Given data:
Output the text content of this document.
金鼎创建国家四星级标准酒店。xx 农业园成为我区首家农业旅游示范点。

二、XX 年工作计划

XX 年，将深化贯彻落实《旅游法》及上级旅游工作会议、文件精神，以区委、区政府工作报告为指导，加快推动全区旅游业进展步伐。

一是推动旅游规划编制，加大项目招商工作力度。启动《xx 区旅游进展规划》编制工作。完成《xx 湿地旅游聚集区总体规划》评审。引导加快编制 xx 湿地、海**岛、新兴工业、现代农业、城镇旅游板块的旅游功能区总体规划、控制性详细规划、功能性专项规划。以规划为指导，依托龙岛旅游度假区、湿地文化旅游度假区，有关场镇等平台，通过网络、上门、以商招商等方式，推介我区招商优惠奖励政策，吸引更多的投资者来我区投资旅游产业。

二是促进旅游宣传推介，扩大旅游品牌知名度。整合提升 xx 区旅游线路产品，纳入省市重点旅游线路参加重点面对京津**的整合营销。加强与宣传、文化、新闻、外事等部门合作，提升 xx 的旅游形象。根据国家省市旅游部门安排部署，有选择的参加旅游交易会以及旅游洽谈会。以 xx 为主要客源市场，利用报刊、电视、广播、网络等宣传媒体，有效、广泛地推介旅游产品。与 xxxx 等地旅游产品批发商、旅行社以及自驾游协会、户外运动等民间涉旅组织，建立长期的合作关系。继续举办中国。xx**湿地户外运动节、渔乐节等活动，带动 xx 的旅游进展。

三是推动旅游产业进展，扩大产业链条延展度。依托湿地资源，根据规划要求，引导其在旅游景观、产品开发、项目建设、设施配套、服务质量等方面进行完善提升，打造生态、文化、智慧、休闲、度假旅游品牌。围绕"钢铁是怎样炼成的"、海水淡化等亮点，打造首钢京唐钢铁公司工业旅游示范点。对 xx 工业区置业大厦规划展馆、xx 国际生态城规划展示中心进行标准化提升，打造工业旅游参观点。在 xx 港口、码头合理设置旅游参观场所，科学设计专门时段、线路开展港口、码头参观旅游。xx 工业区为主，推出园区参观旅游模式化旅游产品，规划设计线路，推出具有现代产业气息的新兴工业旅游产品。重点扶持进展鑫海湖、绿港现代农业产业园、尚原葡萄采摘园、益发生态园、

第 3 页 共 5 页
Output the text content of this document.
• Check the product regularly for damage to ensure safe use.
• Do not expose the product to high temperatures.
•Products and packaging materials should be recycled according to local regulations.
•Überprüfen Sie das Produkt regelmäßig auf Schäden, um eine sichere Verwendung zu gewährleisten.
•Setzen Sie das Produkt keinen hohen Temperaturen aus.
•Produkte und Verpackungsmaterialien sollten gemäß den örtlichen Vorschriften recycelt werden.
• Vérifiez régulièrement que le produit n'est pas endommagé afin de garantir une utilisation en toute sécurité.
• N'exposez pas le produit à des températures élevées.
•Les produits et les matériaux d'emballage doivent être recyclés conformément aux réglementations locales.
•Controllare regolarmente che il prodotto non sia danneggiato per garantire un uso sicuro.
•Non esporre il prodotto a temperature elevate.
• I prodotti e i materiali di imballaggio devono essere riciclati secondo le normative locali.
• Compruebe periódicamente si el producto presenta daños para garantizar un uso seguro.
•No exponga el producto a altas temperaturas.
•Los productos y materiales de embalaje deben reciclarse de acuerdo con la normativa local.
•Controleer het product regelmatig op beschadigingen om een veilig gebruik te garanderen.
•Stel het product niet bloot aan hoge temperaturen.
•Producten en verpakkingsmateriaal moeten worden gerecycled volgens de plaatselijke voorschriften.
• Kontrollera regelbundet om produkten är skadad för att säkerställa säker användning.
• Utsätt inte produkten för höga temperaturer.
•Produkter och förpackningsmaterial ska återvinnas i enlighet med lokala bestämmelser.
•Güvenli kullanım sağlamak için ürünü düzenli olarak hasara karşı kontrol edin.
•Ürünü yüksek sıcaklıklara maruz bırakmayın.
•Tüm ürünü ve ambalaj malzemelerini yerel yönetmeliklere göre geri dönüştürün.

Problem requirements:
Count the lines that hold the string "prodotto", and reply with that number alone.

Answer to this task:
2